- DIRECTIVE -
Set down each entry from the block beneath, exactly as written.

[Dataset items]
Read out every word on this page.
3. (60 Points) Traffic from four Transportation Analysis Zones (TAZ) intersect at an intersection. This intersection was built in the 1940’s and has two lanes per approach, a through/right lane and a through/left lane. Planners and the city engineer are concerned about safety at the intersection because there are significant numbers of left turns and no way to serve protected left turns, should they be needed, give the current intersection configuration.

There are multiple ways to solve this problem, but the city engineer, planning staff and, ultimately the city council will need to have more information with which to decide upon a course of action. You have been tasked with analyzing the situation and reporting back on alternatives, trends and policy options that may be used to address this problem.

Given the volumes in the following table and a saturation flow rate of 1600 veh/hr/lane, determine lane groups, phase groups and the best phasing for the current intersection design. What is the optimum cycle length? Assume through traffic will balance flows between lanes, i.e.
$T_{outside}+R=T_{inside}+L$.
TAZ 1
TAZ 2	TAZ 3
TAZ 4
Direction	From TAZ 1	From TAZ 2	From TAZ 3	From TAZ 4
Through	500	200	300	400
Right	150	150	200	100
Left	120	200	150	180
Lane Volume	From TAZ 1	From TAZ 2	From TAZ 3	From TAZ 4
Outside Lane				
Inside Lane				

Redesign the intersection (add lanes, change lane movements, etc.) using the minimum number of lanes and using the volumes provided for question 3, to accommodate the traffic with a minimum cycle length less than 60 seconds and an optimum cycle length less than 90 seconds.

- SOLUTION -
Read out every word on this page.
3. (60 Points) Traffic from four Transportation Analysis Zones (TAZ) intersect at an intersection. This intersection was built in the 1940’s and has two lanes per approach, a through/right lane and a through/left lane. Planners and the city engineer are concerned about safety at the intersection because there are significant numbers of left turns and no way to serve protected left turns, should they be needed, give the current intersection configuration.

There are multiple ways to solve this problem, but the city engineer, planning staff and, ultimately the city council will need to have more information with which to decide upon a course of action. You have been tasked with analyzing the situation and reporting back on alternatives, trends and policy options that may be used to address this problem.

Given the volumes in the following table and a saturation flow rate of 1600 veh/hr/lane, determine lane groups, phase groups and the best phasing for the current intersection design. What is the optimum cycle length? Assume through traffic will balance flows between lanes, i.e.
$T_{outside}+R=T_{inside}+L$.
TAZ 1
TAZ 2	TAZ 3
TAZ 4
Direction	From TAZ 1	From TAZ 2	From TAZ 3	From TAZ 4
Through	500	200	300	400
Right	150	150	200	100
Left	120	200	150	180
Lane Volume	From TAZ 1	From TAZ 2	From TAZ 3	From TAZ 4
Outside Lane				
Inside Lane				

Redesign the intersection (add lanes, change lane movements, etc.) using the minimum number of lanes and using the volumes provided for question 3, to accommodate the traffic with a minimum cycle length less than 60 seconds and an optimum cycle length less than 90 seconds.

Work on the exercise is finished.